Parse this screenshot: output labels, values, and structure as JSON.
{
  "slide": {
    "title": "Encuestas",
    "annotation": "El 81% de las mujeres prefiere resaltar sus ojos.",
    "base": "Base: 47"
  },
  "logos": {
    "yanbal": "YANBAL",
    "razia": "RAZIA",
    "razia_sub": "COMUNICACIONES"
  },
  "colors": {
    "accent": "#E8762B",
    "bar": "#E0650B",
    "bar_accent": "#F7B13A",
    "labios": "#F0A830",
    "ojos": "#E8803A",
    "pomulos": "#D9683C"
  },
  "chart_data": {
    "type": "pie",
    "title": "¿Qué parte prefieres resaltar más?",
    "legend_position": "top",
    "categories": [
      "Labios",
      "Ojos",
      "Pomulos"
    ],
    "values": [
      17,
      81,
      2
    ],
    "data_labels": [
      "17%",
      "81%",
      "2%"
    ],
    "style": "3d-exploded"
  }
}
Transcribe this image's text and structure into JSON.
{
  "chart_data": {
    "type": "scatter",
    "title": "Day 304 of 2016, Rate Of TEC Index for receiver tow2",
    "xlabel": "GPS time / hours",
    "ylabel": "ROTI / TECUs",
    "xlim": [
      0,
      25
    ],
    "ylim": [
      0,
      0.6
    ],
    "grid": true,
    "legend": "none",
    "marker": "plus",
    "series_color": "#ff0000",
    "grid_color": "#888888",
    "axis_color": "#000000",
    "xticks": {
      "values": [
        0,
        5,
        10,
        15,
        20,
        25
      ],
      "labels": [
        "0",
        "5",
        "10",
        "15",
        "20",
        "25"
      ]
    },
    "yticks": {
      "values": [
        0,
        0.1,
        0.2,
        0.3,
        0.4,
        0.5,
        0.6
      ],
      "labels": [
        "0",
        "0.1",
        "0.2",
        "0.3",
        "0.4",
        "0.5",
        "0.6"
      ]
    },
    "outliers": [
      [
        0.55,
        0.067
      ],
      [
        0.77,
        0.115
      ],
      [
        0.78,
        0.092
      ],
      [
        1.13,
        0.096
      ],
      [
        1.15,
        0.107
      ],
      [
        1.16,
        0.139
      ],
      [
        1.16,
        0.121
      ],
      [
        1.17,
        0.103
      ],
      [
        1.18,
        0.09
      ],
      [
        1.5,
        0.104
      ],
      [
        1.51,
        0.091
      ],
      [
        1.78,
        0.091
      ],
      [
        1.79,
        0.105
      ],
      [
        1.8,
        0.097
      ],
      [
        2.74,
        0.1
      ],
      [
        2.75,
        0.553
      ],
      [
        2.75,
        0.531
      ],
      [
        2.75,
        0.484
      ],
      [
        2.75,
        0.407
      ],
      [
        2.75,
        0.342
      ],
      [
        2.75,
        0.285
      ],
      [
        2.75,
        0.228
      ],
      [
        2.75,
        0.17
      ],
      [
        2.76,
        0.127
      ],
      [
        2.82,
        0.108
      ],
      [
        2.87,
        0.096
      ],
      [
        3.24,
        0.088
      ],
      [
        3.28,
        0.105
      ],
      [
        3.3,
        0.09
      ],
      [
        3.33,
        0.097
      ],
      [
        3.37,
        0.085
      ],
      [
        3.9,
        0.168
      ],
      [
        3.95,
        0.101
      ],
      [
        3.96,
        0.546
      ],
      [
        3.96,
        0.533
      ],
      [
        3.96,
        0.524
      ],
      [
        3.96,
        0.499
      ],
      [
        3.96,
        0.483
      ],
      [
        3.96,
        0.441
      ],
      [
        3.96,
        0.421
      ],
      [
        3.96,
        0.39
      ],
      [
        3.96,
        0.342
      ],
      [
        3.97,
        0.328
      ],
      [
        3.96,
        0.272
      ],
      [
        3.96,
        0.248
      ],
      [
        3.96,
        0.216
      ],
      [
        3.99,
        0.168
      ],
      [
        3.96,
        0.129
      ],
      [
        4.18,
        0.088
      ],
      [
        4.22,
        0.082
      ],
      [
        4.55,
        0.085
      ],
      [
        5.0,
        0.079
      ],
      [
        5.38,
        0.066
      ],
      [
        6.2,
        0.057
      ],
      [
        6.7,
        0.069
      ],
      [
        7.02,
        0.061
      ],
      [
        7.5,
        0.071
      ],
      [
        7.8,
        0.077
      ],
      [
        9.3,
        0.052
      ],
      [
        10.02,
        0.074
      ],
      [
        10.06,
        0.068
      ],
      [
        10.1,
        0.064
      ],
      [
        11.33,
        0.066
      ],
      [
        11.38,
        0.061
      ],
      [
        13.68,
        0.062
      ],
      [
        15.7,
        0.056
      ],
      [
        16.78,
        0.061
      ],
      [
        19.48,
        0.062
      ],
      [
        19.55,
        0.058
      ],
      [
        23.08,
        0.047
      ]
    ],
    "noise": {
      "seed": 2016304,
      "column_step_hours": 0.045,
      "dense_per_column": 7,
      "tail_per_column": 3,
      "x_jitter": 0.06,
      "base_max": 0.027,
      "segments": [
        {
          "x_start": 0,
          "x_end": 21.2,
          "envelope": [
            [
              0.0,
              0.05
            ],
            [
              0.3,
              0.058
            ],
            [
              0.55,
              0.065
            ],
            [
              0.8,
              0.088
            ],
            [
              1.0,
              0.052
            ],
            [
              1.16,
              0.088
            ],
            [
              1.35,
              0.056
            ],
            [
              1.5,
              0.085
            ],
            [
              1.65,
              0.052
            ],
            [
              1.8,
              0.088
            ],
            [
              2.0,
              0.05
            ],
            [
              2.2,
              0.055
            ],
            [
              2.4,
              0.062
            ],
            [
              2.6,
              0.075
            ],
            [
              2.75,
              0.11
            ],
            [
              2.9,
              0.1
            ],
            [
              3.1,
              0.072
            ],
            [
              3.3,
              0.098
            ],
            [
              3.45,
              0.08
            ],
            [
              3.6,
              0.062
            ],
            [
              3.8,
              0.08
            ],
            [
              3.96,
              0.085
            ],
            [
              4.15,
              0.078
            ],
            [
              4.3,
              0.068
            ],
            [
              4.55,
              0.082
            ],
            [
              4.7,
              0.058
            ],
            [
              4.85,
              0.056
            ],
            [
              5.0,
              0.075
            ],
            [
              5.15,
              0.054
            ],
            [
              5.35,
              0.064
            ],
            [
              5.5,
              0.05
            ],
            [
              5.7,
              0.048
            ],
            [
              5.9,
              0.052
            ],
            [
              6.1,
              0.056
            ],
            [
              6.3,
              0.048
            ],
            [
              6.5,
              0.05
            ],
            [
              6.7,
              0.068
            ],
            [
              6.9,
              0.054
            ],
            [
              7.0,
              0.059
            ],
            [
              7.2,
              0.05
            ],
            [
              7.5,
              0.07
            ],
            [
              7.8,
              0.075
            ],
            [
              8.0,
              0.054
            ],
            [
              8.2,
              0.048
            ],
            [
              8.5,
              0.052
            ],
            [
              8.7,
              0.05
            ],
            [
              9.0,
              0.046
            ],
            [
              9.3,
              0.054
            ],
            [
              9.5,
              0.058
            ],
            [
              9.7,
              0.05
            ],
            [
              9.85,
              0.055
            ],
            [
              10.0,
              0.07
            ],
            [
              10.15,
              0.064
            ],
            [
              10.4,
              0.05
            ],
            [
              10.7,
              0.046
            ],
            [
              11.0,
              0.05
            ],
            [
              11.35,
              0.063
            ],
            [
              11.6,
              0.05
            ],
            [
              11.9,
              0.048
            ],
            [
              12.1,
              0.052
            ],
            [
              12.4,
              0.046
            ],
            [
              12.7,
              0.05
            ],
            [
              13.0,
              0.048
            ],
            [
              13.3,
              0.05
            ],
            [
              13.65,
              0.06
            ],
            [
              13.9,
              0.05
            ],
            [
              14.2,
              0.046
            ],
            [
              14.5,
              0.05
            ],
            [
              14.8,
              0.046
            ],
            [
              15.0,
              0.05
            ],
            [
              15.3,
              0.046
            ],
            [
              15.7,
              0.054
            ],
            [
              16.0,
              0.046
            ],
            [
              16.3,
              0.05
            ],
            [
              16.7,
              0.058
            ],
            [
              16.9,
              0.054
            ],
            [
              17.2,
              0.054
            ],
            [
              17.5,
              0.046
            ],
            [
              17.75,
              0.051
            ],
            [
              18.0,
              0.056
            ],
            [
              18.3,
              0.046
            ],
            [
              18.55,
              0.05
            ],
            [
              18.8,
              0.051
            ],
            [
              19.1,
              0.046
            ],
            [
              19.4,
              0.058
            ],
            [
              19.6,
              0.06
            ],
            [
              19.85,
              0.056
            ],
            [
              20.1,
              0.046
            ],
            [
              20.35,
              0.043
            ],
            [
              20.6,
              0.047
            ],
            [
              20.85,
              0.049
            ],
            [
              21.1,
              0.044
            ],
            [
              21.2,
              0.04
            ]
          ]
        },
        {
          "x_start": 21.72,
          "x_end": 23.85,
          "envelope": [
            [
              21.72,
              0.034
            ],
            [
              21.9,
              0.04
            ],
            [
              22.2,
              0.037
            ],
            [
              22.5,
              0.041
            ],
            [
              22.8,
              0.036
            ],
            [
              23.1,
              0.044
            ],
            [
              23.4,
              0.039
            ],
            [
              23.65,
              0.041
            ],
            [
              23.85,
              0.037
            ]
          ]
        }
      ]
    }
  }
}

******

WHAT IS REQUIRED: Look through the material and copy each line that has "title".

ANSWER FOR THIS EXERCISE:
    "title": "Encuestas",
    "title": "¿Qué parte prefieres resaltar más?",
    "title": "Day 304 of 2016, Rate Of TEC Index for receiver tow2",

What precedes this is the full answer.